== KUTIPAN SUMBER ==
Jumat, 15 Oktober 2010

Pelajaran Kepemimpinan dari Samuel (I)

PELAJARAN KEPEMIMPINAN DARI SAMUEL (I)

Samuel adalah pemimpin yang dipakai Allah secara luar biasa. Sebagai
seorang nabi terpilih, dia berhasil melaksanakan tugas-tugasnya
untuk memimpin bangsa Israel. Tidak hanya itu, dia mampu bertahan
melewati berbagai perubahan serta permasalahan yang dilalui
bangsanya. Apakah kunci dari kepemimpinannya ini? Untuk menjawabnya,
e-leadership mengundang Anda membaca artikel "Kunci Kepemimpinan
Samuel: Mendengarkan Suara Allah", yang mengupas awal perjalanan
hidup Samuel yang cukup unik serta karakter berkualitas yang
dimilikinya.

Jangan lewatkan pula kolom Inspirasi yang mengupas pelajaran lain
dari karakter Samuel. Kami juga mengulas situs "Christian Leadership
Ministry" yang dapat menjadi referensi tatkala Anda mencari
bahan-bahan bacaan seputar kepemimpinan. Mari kita belajar dari tokoh
besar ini dan menerapkannya dalam kepemimpinan kita!


Perhatikanlah orang yang tulus dan lihatlah kepada orang yang jujur,
sebab pada orang yang suka damai akan ada masa depan. (Mazmur 37:37)

KUNCI KEPEMIMPINAN SAMUEL: MENDENGARKAN SUARA ALLAH

Seluruh kisah Samuel ini dapat dirangkum menjadi satu hal:
Kepemimpinan dimulai di rumah.

Kisah Samuel

Kehidupan Samuel, salah satu nabi terbesar Israel, bermula dengan
kisah yang unik. Kisah ini diawali dengan seorang Yahudi biasa dan 2
orang istrinya. Salah satu istrinya, Penina, memunyai beberapa anak.
Istrinya yang lain, Hana, tidak memunyai anak tapi sangat dikasihi
suaminya. Karena itu, Penina pun cemburu.

Meskipun Penina melahirkan anak-anak bagi suaminya (tujuan utama
atau simbol status seorang wanita dalam budaya Timur Tengah), dia
jengkel karena Hana yang mandul mendapatkan "dua bagian" [lihat
catatan redaksi di bawah] sajian ritual dari korban tahunan. Penina
yang iri hati, terus-menerus mengejek dan menghasut Hana. Hal ini
terjadi selama bertahun-tahun.
===
Menurut kutipan sumber, satu hal apa yang merangkum seluruh kisah Samuel? Baris-baris yang ada tidak berkaitan dengan kutipan sumber.
== BAHAN SUMBER ==
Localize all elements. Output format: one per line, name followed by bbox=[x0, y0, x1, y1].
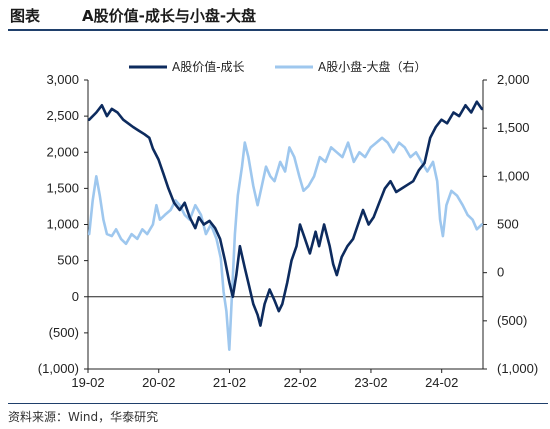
===
▶ JAWABAN: Kepemimpinan dimulai di rumah.